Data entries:
START
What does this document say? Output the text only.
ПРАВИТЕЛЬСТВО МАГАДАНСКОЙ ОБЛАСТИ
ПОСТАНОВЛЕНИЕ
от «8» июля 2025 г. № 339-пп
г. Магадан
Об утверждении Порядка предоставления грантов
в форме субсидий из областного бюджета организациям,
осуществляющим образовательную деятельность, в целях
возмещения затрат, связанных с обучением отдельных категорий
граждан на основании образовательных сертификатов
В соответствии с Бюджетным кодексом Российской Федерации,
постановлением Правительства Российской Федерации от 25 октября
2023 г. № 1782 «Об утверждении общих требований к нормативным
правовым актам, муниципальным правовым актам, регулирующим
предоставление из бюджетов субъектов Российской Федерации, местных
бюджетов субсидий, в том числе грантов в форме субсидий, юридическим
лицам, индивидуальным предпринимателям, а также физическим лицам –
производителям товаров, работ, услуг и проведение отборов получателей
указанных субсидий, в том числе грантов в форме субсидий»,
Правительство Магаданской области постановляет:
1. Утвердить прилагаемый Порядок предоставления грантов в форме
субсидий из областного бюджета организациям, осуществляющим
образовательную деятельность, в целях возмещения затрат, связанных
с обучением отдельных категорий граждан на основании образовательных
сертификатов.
END
Report the number of lines in the listing that include the string "отдельных"; give nothing but the number.

RESULT OF THE EXERCISE: 2